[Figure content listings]

----

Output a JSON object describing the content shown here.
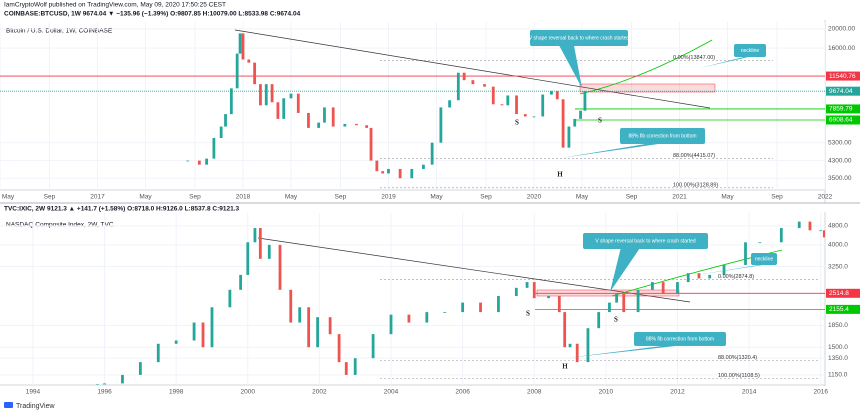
{
  "header": {
    "author": "IamCryptoWolf published on TradingView.com, May 09, 2020 17:50:25 CEST"
  },
  "footer": {
    "brand": "TradingView"
  },
  "chart_data": [
    {
      "type": "candlestick",
      "title": "Bitcoin / U.S. Dollar, 1W, COINBASE",
      "subtitle": "COINBASE:BTCUSD, 1W  9674.04 ▼ −135.96 (−1.39%)  O:9807.85 H:10079.00 L:8533.98 C:9674.04",
      "up_color": "#26a69a",
      "down_color": "#ef5350",
      "log_scale": true,
      "grid": true,
      "x": [
        2017.62,
        2017.7,
        2017.75,
        2017.8,
        2017.85,
        2017.88,
        2017.92,
        2017.96,
        2017.98,
        2018.0,
        2018.04,
        2018.08,
        2018.12,
        2018.16,
        2018.2,
        2018.24,
        2018.28,
        2018.33,
        2018.38,
        2018.45,
        2018.52,
        2018.56,
        2018.62,
        2018.7,
        2018.78,
        2018.85,
        2018.88,
        2018.92,
        2018.96,
        2019.0,
        2019.08,
        2019.16,
        2019.24,
        2019.3,
        2019.36,
        2019.42,
        2019.48,
        2019.52,
        2019.58,
        2019.66,
        2019.72,
        2019.78,
        2019.82,
        2019.88,
        2019.94,
        2020.0,
        2020.06,
        2020.12,
        2020.16,
        2020.2,
        2020.24,
        2020.28,
        2020.32,
        2020.35
      ],
      "values": [
        4300,
        4100,
        4400,
        5600,
        6400,
        7400,
        10000,
        15000,
        19000,
        14000,
        13500,
        10500,
        8200,
        10500,
        8500,
        7000,
        8900,
        9400,
        7500,
        6300,
        6700,
        8000,
        6400,
        6600,
        6500,
        6300,
        4300,
        3800,
        3700,
        3900,
        3500,
        3900,
        4100,
        5300,
        8000,
        8700,
        12000,
        11000,
        10500,
        10200,
        8300,
        8200,
        9200,
        7400,
        7200,
        7200,
        9300,
        9700,
        8800,
        5000,
        6400,
        7000,
        7700,
        9674.04
      ],
      "xlim": [
        2016.33,
        2022.0
      ],
      "xticks": [
        {
          "value": 2016.33,
          "label": "May"
        },
        {
          "value": 2016.67,
          "label": "Sep"
        },
        2017,
        {
          "value": 2017.33,
          "label": "May"
        },
        {
          "value": 2017.67,
          "label": "Sep"
        },
        2018,
        {
          "value": 2018.33,
          "label": "May"
        },
        {
          "value": 2018.67,
          "label": "Sep"
        },
        2019,
        {
          "value": 2019.33,
          "label": "May"
        },
        {
          "value": 2019.67,
          "label": "Sep"
        },
        2020,
        {
          "value": 2020.33,
          "label": "May"
        },
        {
          "value": 2020.67,
          "label": "Sep"
        },
        2021,
        {
          "value": 2021.33,
          "label": "May"
        },
        {
          "value": 2021.67,
          "label": "Sep"
        },
        2022
      ],
      "ylim": [
        3050,
        21700
      ],
      "yticks": [
        {
          "value": 20000,
          "label": "20000.00"
        },
        {
          "value": 16000,
          "label": "16000.00"
        },
        {
          "value": 5300,
          "label": "5300.00"
        },
        {
          "value": 4300,
          "label": "4300.00"
        },
        {
          "value": 3500,
          "label": "3500.00"
        }
      ],
      "levels": [
        {
          "value": 11540.76,
          "color": "#f23645"
        },
        {
          "value": 9674.04,
          "color": "#26a69a"
        },
        {
          "value": 7859.79,
          "color": "#00c800"
        },
        {
          "value": 6908.64,
          "color": "#00c800"
        }
      ],
      "fib_levels": [
        {
          "value": 13847.0,
          "label": "0.00%(13847.00)"
        },
        {
          "value": 4415.07,
          "label": "88.00%(4415.07)"
        },
        {
          "value": 3128.89,
          "label": "100.00%(3128.89)"
        }
      ],
      "annotations": [
        "V shape reversal back to where crash started",
        "neckline",
        "88% fib correction from bottom",
        "S",
        "S",
        "H"
      ]
    },
    {
      "type": "candlestick",
      "title": "NASDAQ Composite Index, 2W, TVC",
      "subtitle": "TVC:IXIC, 2W  9121.3 ▲ +141.7 (+1.58%)  O:8718.0 H:9126.0 L:8537.8 C:9121.3",
      "up_color": "#26a69a",
      "down_color": "#ef5350",
      "log_scale": true,
      "grid": true,
      "x": [
        1995.8,
        1996.0,
        1996.5,
        1997.0,
        1997.5,
        1998.0,
        1998.5,
        1998.75,
        1999.0,
        1999.5,
        1999.8,
        2000.0,
        2000.2,
        2000.35,
        2000.6,
        2000.9,
        2001.2,
        2001.45,
        2001.7,
        2001.95,
        2002.3,
        2002.55,
        2002.75,
        2003.0,
        2003.5,
        2004.0,
        2004.5,
        2005.0,
        2005.5,
        2006.0,
        2006.5,
        2007.0,
        2007.5,
        2007.8,
        2008.0,
        2008.4,
        2008.7,
        2008.85,
        2009.0,
        2009.2,
        2009.5,
        2009.8,
        2010.1,
        2010.3,
        2010.5,
        2010.9,
        2011.3,
        2011.6,
        2012.0,
        2012.3,
        2012.6,
        2012.9,
        2013.3,
        2013.9,
        2014.3,
        2014.9,
        2015.4,
        2015.7,
        2016.0,
        2016.1
      ],
      "values": [
        1050,
        1060,
        1150,
        1300,
        1550,
        1600,
        1900,
        1500,
        2200,
        2600,
        3000,
        4100,
        4700,
        3500,
        4000,
        2600,
        1900,
        2200,
        1500,
        2000,
        1700,
        1300,
        1150,
        1350,
        1700,
        2050,
        1900,
        2100,
        2100,
        2300,
        2100,
        2450,
        2650,
        2800,
        2400,
        2450,
        2100,
        1500,
        1550,
        1300,
        1800,
        2100,
        2300,
        2500,
        2100,
        2600,
        2800,
        2500,
        2800,
        3050,
        2900,
        3000,
        3300,
        4100,
        4100,
        4700,
        5000,
        4600,
        4600,
        4300
      ],
      "xlim": [
        1993.08,
        2016.12
      ],
      "xticks": [
        1994,
        1996,
        1998,
        2000,
        2002,
        2004,
        2006,
        2008,
        2010,
        2012,
        2014,
        2016
      ],
      "ylim": [
        1044,
        5430
      ],
      "yticks": [
        {
          "value": 4800,
          "label": "4800.0"
        },
        {
          "value": 4000,
          "label": "4000.0"
        },
        {
          "value": 3250,
          "label": "3250.0"
        },
        {
          "value": 1850,
          "label": "1850.0"
        },
        {
          "value": 1500,
          "label": "1500.0"
        },
        {
          "value": 1350,
          "label": "1350.0"
        },
        {
          "value": 1150,
          "label": "1150.0"
        }
      ],
      "levels": [
        {
          "value": 2514.8,
          "color": "#f23645"
        },
        {
          "value": 2155.4,
          "color": "#00c800"
        }
      ],
      "fib_levels": [
        {
          "value": 2874.8,
          "label": "0.00%(2874.8)"
        },
        {
          "value": 1320.4,
          "label": "88.00%(1320.4)"
        },
        {
          "value": 1108.5,
          "label": "100.00%(1108.5)"
        }
      ],
      "annotations": [
        "V shape reversal back to where crash started",
        "neckline",
        "88% fib correction from bottom",
        "S",
        "S",
        "H"
      ]
    }
  ]
}
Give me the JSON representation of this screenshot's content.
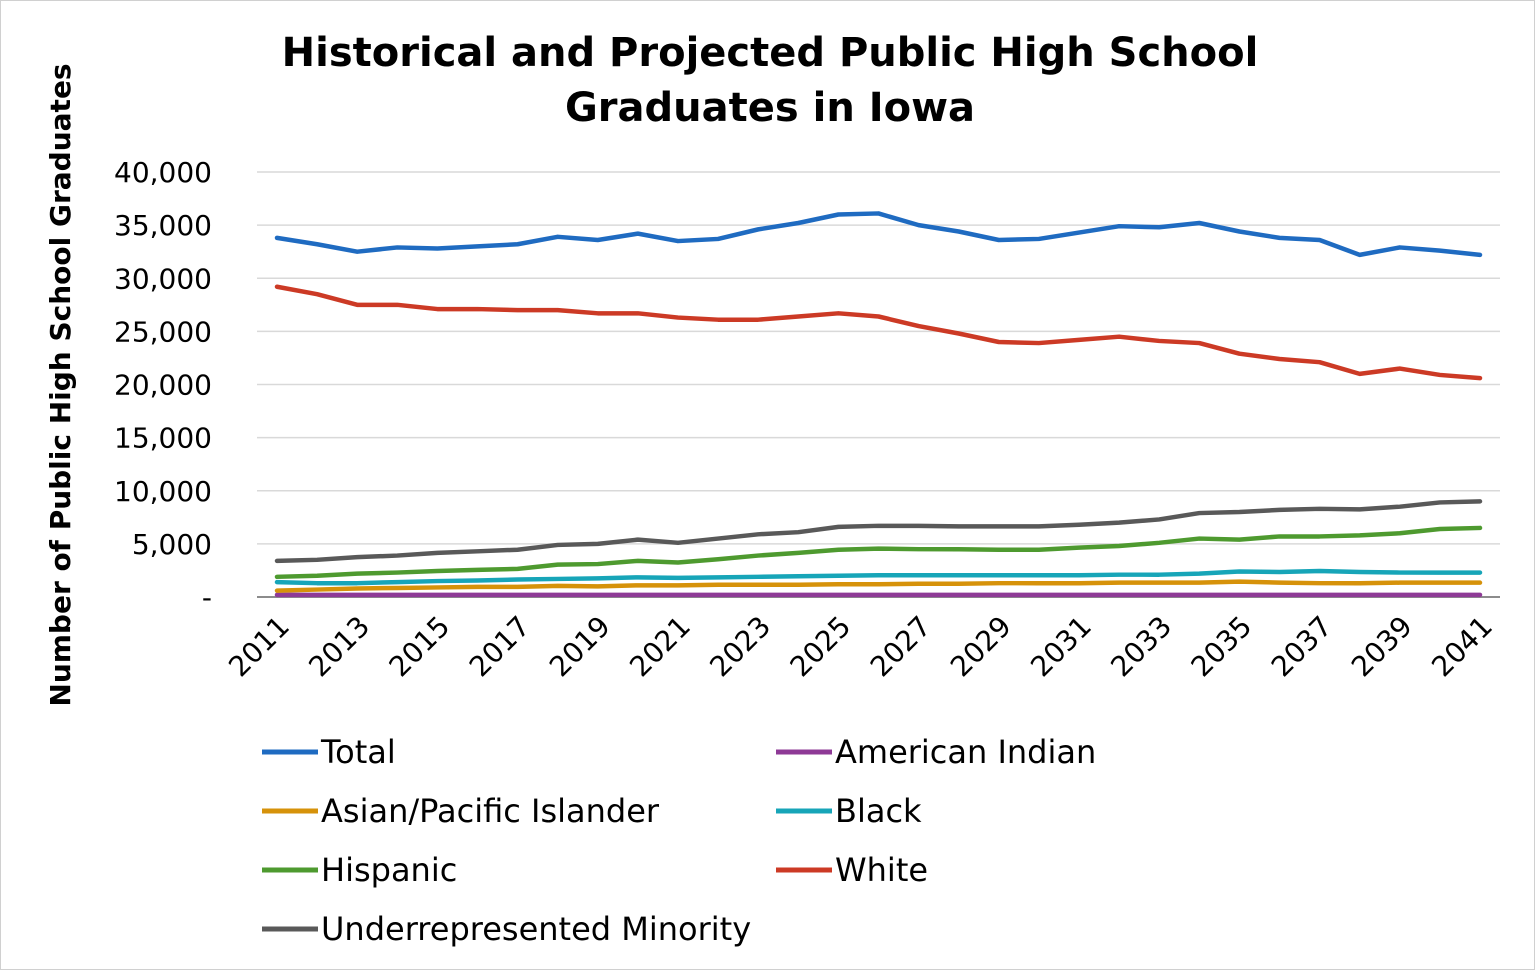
{
  "chart_data": {
    "type": "line",
    "title_line1": "Historical and Projected Public High School",
    "title_line2": "Graduates in Iowa",
    "ylabel": "Number of Public High School Graduates",
    "xlabel": "",
    "ylim": [
      0,
      40000
    ],
    "yticks": [
      0,
      5000,
      10000,
      15000,
      20000,
      25000,
      30000,
      35000,
      40000
    ],
    "ytick_labels": [
      "-",
      "5,000",
      "10,000",
      "15,000",
      "20,000",
      "25,000",
      "30,000",
      "35,000",
      "40,000"
    ],
    "x": [
      2011,
      2012,
      2013,
      2014,
      2015,
      2016,
      2017,
      2018,
      2019,
      2020,
      2021,
      2022,
      2023,
      2024,
      2025,
      2026,
      2027,
      2028,
      2029,
      2030,
      2031,
      2032,
      2033,
      2034,
      2035,
      2036,
      2037,
      2038,
      2039,
      2040,
      2041
    ],
    "xtick_labels": [
      "2011",
      "2013",
      "2015",
      "2017",
      "2019",
      "2021",
      "2023",
      "2025",
      "2027",
      "2029",
      "2031",
      "2033",
      "2035",
      "2037",
      "2039",
      "2041"
    ],
    "grid": true,
    "legend_position": "bottom",
    "series": [
      {
        "name": "Total",
        "color": "#1f6bc1",
        "values": [
          33800,
          33200,
          32500,
          32900,
          32800,
          33000,
          33200,
          33900,
          33600,
          34200,
          33500,
          33700,
          34600,
          35200,
          36000,
          36100,
          35000,
          34400,
          33600,
          33700,
          34300,
          34900,
          34800,
          35200,
          34400,
          33800,
          33600,
          32200,
          32900,
          32600,
          32200
        ]
      },
      {
        "name": "American Indian",
        "color": "#8e3a96",
        "values": [
          200,
          200,
          200,
          200,
          200,
          200,
          200,
          200,
          200,
          200,
          200,
          200,
          200,
          200,
          200,
          200,
          200,
          200,
          200,
          200,
          200,
          200,
          200,
          200,
          200,
          200,
          200,
          200,
          200,
          200,
          200
        ]
      },
      {
        "name": "Asian/Pacific Islander",
        "color": "#d6920a",
        "values": [
          600,
          700,
          800,
          850,
          900,
          950,
          950,
          1050,
          1000,
          1100,
          1100,
          1150,
          1150,
          1150,
          1200,
          1200,
          1250,
          1250,
          1300,
          1300,
          1300,
          1350,
          1350,
          1350,
          1450,
          1350,
          1300,
          1300,
          1350,
          1350,
          1350
        ]
      },
      {
        "name": "Black",
        "color": "#17a5b8",
        "values": [
          1400,
          1300,
          1300,
          1400,
          1500,
          1550,
          1650,
          1700,
          1750,
          1850,
          1800,
          1850,
          1900,
          1950,
          2000,
          2050,
          2050,
          2050,
          2050,
          2050,
          2050,
          2100,
          2100,
          2200,
          2400,
          2350,
          2450,
          2350,
          2300,
          2300,
          2300
        ]
      },
      {
        "name": "Hispanic",
        "color": "#4e9a2f",
        "values": [
          1900,
          2000,
          2200,
          2300,
          2450,
          2550,
          2650,
          3050,
          3100,
          3400,
          3250,
          3550,
          3900,
          4150,
          4450,
          4550,
          4500,
          4500,
          4450,
          4450,
          4650,
          4800,
          5100,
          5500,
          5400,
          5700,
          5700,
          5800,
          6000,
          6400,
          6500
        ]
      },
      {
        "name": "White",
        "color": "#cc3a25",
        "values": [
          29200,
          28500,
          27500,
          27500,
          27100,
          27100,
          27000,
          27000,
          26700,
          26700,
          26300,
          26100,
          26100,
          26400,
          26700,
          26400,
          25500,
          24800,
          24000,
          23900,
          24200,
          24500,
          24100,
          23900,
          22900,
          22400,
          22100,
          21000,
          21500,
          20900,
          20600
        ]
      },
      {
        "name": "Underrepresented Minority",
        "color": "#595959",
        "values": [
          3400,
          3500,
          3750,
          3900,
          4150,
          4300,
          4450,
          4900,
          5000,
          5400,
          5100,
          5500,
          5900,
          6100,
          6600,
          6700,
          6700,
          6650,
          6650,
          6650,
          6800,
          7000,
          7300,
          7900,
          8000,
          8200,
          8300,
          8250,
          8500,
          8900,
          9000
        ]
      }
    ]
  }
}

----

| Exercise |
Show the lines of the records that contain the word "Graduates".

| Final result |
    "title_line2": "Graduates in Iowa",
    "ylabel": "Number of Public High School Graduates",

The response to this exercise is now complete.